▶ **To be done**: What follows is a listing to be transcribed exactly.

╭─ Extracted records

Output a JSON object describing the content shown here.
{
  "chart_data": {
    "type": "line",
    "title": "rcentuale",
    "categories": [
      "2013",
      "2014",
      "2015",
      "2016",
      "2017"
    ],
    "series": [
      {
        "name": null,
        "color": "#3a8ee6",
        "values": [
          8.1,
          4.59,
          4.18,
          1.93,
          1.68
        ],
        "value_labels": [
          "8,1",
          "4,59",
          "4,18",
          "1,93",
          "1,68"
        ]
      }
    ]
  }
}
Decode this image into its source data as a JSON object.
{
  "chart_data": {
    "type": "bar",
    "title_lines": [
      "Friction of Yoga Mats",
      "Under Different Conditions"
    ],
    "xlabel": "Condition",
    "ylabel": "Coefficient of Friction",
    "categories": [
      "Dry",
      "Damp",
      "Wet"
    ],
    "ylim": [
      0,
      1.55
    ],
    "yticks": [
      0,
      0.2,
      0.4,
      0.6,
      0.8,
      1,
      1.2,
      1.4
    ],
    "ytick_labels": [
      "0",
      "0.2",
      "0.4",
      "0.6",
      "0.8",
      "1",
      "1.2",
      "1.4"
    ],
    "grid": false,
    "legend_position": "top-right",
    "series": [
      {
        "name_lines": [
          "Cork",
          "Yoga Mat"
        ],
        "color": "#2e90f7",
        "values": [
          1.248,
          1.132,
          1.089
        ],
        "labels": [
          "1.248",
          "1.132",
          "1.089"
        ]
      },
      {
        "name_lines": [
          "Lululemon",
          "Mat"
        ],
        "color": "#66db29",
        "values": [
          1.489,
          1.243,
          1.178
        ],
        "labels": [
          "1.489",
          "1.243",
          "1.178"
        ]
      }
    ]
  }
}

╰─

▶ **Answer to the exercise**:
Output a JSON object describing the content shown here.
{
  "chart_data": {
    "type": "line",
    "title": "rcentuale",
    "categories": [
      "2013",
      "2014",
      "2015",
      "2016",
      "2017"
    ],
    "series": [
      {
        "name": null,
        "color": "#3a8ee6",
        "values": [
          8.1,
          4.59,
          4.18,
          1.93,
          1.68
        ],
        "value_labels": [
          "8,1",
          "4,59",
          "4,18",
          "1,93",
          "1,68"
        ]
      }
    ]
  }
}
Decode this image into its source data as a JSON object.
{
  "chart_data": {
    "type": "bar",
    "title_lines": [
      "Friction of Yoga Mats",
      "Under Different Conditions"
    ],
    "xlabel": "Condition",
    "ylabel": "Coefficient of Friction",
    "categories": [
      "Dry",
      "Damp",
      "Wet"
    ],
    "ylim": [
      0,
      1.55
    ],
    "yticks": [
      0,
      0.2,
      0.4,
      0.6,
      0.8,
      1,
      1.2,
      1.4
    ],
    "ytick_labels": [
      "0",
      "0.2",
      "0.4",
      "0.6",
      "0.8",
      "1",
      "1.2",
      "1.4"
    ],
    "grid": false,
    "legend_position": "top-right",
    "series": [
      {
        "name_lines": [
          "Cork",
          "Yoga Mat"
        ],
        "color": "#2e90f7",
        "values": [
          1.248,
          1.132,
          1.089
        ],
        "labels": [
          "1.248",
          "1.132",
          "1.089"
        ]
      },
      {
        "name_lines": [
          "Lululemon",
          "Mat"
        ],
        "color": "#66db29",
        "values": [
          1.489,
          1.243,
          1.178
        ],
        "labels": [
          "1.489",
          "1.243",
          "1.178"
        ]
      }
    ]
  }
}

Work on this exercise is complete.